===== Document source

Yukio Mishima, Le Japon moderne et l’éthique samouraï, p.49
Il est permis de s’interroger sur les motivations profondes de celui qui met fin à ses jours après une défaite : est-ce pour suivre ses idéaux dans la tombe ? Laver le déshonneur de l’échec par une mort noble, parce que choisie ? Ou bien échapper à la captivité et une mort ignoble, car imposée par autrui ?
« Lorsqu’un homme, qui s’est vu donner une mission, échoue malgré tous ses efforts, son échec est aussi honorable que la mort qui survient au cours d’une bataille dont l’issue est désespérée. »
Yamamoto Tsunetomo, Hagakure, I, p.115
Cette vision fait écho au point de vue des Spartiates et des Romains sur le suicide après une défaite militaire, comme un acte qui permet la rédemption et préserve la dignité de celui qui y a recours après la défaite. A l’inverse, celui qui se laisse capturer vivant est généralement considéré comme un lâche et voué à l’opprobre[5].
4. Éviter la capture
Les soldats partagent un savoir en commun avec les professionnels de santé : ils savent qu’il existe des sorts bien pires que la mort.
Les Yapajas – combattantes des unités féminines de l’armée kurde – sont réputées conserver leur dernière balle pour elles, plutôt que de subir les atrocités réservées par Daesh à leurs prisonnières[6].
Quand toutes les solutions pour éviter la capture ou échapper à la captivité ont été épuisées, le suicide offre un ultime recours. Cette échappatoire permet de conserver sa dignité, d’échapper à des souffrances inutiles et d’éviter de mettre en danger ses compatriotes en dévoilant des informations sensibles sous la torture.

==========
===== Données fournies

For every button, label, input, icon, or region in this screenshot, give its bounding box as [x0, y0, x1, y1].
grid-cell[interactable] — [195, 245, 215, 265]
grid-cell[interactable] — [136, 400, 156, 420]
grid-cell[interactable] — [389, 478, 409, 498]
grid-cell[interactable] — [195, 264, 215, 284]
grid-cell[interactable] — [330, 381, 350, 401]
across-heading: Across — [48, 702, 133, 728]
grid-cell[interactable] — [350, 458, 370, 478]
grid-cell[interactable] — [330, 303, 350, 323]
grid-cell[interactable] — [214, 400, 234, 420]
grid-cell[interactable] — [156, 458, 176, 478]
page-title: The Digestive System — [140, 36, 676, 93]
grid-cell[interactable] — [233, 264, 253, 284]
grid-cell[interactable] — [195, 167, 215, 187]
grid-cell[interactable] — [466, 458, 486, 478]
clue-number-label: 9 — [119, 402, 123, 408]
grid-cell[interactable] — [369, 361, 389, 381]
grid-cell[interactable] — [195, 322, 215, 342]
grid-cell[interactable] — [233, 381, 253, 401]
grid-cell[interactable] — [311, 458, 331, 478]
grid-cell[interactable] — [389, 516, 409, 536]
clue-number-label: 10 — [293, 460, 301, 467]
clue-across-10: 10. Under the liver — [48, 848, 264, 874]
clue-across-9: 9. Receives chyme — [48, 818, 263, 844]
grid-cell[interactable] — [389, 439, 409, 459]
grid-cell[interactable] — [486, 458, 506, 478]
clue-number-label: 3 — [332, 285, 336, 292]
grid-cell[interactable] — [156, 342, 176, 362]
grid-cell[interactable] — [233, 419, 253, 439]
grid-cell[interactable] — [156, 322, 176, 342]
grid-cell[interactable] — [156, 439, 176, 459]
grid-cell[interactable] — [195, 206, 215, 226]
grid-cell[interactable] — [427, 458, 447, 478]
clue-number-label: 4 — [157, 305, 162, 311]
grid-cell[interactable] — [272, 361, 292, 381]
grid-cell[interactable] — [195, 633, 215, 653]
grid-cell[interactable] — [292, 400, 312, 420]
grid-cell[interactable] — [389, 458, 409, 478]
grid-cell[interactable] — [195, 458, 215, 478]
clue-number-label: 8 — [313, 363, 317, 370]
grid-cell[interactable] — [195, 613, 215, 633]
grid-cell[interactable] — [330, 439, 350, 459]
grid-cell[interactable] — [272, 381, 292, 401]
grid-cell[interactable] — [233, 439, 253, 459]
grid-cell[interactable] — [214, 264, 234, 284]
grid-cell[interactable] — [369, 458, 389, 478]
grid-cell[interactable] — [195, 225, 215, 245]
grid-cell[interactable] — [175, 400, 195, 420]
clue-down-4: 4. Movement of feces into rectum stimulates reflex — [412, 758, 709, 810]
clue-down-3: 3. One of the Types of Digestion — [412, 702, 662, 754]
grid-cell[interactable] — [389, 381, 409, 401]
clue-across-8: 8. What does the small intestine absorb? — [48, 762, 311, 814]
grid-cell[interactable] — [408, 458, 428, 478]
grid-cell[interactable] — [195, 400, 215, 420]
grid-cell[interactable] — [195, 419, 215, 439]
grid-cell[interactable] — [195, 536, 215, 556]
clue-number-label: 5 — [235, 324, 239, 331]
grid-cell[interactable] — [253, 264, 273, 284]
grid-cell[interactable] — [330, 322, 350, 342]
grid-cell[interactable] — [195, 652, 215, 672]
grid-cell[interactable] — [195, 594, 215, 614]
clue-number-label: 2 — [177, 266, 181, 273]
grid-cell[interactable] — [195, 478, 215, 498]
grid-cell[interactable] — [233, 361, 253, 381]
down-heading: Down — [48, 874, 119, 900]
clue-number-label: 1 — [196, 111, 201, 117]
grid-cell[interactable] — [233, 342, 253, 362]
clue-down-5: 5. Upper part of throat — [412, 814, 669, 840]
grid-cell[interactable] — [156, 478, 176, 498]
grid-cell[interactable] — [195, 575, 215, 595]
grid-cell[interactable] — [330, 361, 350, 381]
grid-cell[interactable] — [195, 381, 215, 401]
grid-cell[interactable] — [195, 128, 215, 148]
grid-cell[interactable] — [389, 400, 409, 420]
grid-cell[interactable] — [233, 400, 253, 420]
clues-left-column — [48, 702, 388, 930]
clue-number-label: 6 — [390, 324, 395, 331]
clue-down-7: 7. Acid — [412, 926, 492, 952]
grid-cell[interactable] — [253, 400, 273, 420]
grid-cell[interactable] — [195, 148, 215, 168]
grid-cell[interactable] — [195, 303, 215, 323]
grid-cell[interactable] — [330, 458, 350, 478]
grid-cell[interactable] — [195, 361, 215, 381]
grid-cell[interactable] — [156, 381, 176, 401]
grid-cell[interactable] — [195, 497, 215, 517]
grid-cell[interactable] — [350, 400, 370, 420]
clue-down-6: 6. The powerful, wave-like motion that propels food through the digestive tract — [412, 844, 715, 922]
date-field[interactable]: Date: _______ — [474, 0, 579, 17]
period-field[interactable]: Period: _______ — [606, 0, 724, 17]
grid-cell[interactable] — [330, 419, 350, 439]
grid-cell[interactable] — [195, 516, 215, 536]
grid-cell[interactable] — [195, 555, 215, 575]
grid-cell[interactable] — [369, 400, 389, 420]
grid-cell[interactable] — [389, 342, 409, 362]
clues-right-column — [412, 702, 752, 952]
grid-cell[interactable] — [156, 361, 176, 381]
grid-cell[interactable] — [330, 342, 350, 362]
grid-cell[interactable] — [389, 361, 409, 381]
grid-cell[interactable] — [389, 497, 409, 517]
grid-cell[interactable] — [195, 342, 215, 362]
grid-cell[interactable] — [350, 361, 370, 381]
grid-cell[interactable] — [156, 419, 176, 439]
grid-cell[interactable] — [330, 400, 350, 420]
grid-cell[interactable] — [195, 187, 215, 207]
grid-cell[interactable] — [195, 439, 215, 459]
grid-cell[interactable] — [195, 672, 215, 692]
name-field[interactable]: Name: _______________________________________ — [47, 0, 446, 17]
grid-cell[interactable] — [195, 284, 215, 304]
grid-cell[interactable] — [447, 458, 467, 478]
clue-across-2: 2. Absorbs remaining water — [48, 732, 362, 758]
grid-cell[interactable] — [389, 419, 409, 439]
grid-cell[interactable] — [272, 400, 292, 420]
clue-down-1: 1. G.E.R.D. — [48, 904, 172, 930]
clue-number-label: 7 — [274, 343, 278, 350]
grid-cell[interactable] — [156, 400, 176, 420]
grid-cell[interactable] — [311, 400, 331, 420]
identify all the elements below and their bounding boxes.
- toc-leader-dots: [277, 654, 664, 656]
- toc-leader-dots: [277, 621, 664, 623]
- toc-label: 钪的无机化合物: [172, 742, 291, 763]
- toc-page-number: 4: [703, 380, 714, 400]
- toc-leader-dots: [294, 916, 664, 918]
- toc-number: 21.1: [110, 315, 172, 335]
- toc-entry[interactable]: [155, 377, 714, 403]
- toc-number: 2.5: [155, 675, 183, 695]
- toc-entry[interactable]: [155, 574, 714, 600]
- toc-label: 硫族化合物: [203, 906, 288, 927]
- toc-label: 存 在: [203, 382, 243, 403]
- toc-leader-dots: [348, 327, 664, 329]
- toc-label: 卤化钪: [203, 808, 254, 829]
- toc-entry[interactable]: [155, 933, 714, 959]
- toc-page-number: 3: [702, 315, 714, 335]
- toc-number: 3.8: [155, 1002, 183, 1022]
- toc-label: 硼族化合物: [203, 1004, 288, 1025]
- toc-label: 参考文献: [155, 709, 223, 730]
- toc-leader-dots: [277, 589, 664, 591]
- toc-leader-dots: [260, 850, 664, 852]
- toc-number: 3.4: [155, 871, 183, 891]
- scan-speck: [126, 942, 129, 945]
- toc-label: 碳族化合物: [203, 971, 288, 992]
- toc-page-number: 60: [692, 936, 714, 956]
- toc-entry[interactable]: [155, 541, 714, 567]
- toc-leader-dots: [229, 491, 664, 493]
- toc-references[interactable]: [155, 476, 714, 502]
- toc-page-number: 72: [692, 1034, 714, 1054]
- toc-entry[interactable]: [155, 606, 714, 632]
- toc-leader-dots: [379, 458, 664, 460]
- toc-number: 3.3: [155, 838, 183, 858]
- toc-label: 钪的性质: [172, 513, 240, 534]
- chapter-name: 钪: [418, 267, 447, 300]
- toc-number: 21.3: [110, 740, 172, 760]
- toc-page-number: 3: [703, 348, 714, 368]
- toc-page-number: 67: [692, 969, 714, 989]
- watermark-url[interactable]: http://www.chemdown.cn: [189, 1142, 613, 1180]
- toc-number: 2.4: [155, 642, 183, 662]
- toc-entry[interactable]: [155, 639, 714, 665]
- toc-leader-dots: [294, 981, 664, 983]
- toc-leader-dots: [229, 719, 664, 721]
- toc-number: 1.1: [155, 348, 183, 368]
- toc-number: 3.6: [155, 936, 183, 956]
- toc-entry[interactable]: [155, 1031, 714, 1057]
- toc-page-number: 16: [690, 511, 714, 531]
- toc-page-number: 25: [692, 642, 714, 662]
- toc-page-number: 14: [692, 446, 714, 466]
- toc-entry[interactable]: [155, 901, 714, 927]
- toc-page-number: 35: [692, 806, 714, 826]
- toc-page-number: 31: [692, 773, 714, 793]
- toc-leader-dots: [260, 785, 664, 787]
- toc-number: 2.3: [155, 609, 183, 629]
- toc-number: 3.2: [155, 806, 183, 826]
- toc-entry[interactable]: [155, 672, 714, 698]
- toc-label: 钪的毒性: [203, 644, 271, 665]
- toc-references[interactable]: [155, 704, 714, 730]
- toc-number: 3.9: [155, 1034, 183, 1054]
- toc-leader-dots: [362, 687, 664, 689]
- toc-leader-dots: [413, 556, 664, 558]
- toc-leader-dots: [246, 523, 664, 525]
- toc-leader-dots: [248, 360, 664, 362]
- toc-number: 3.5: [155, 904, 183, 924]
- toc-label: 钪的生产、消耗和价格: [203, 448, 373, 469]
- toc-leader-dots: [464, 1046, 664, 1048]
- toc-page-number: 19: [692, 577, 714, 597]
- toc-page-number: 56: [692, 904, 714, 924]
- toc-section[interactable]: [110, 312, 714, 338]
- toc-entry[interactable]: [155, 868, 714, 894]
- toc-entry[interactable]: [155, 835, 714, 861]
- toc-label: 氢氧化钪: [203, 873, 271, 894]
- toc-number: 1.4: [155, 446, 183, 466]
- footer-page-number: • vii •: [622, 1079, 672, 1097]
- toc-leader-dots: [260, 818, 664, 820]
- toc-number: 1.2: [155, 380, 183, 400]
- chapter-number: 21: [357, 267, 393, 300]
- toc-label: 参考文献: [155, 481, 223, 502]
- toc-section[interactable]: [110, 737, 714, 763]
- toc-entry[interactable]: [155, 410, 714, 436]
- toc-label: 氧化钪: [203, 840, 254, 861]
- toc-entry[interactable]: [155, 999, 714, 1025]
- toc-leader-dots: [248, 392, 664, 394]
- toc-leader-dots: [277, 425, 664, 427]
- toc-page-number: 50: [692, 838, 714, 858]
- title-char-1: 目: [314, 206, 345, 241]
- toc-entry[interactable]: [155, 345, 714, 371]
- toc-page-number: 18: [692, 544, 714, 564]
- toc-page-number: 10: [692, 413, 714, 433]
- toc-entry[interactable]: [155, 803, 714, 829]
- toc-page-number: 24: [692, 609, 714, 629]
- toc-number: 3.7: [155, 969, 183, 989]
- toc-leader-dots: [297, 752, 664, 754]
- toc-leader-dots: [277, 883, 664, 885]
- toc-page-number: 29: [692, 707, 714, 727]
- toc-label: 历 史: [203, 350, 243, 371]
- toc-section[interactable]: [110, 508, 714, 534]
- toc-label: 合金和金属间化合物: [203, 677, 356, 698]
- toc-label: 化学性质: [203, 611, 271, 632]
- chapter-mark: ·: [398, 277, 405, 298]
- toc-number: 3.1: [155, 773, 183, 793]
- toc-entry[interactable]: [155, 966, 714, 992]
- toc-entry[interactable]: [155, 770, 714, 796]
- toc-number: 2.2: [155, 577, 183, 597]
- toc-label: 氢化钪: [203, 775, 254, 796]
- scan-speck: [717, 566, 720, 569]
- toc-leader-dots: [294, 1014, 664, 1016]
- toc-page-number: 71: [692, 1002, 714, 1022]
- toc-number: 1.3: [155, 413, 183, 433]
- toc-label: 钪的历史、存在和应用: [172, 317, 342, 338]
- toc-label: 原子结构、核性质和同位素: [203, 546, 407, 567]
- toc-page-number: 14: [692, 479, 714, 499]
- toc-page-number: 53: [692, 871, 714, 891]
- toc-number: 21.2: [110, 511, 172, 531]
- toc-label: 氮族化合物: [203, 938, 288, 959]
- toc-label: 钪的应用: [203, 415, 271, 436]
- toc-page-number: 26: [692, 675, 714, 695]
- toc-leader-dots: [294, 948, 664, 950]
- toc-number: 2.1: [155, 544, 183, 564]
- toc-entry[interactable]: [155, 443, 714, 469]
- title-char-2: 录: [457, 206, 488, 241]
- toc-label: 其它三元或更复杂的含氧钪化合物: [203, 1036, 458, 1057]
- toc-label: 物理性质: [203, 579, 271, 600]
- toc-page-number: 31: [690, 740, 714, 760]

==========

_Liste des activités_.
A: Reproduisez sans aucune modification le passage du document source qui va de « 4. Éviter la » à « que la mort. ».
B: Reprenez le texte sur le suicide des combattants après la défaite et prolongez-le à partir de sa dernière phrase.

_Liste des réponses_.
A:
4. Éviter la capture
Les soldats partagent un savoir en commun avec les professionnels de santé : ils savent qu’il existe des sorts bien pires que la mort.

B:
« On rapporte l’histoire d’un spartiate, un enfant qui, fait prisonnier, criait dans son dialecte dorien : « je ne serais pas esclave ! » Il tint parole. A la première besogne servile et dégradante qu’on lui imposa, il s’écrasa la tête en fonçant dans un mur. »
Sénèque, Lettres à Lucilius, Lettre LXXVII
Grecs, romains et japonais avaient en commun le recours au suicide. Dans certaines circonstances, cet acte pouvait être toléré, valorisé ou même requis, comme lors d’une condamnation à mort, après une défaite militaire ou pour échapper à la capture.
Au cours de l’histoire humaine, le suicide a été pratiqué pour des motifs très divers, il a revêtu différentes formes et sa perception par la société a beaucoup évolué. Aujourd’hui, il représente 1% des décès à l’échelle mondiale, avec de grandes disparités selon les pays[7]. Dans l’écrasante majorité des cas, le suicide témoigne d’un mal être intense et est associé à des pathologies mentales telles que la psychose ou la dépression. Des thérapies existent pour permettre de traiter ces troubles. Si vous suspectez quelqu’un d’avoir des pensées suicidaires ou que vous en avez vous-mêmes, recherchez de l’aide sans attendre[8].
[1] Diogène Laërce, Vies et doctrines des philosophes illustres, VII, 130.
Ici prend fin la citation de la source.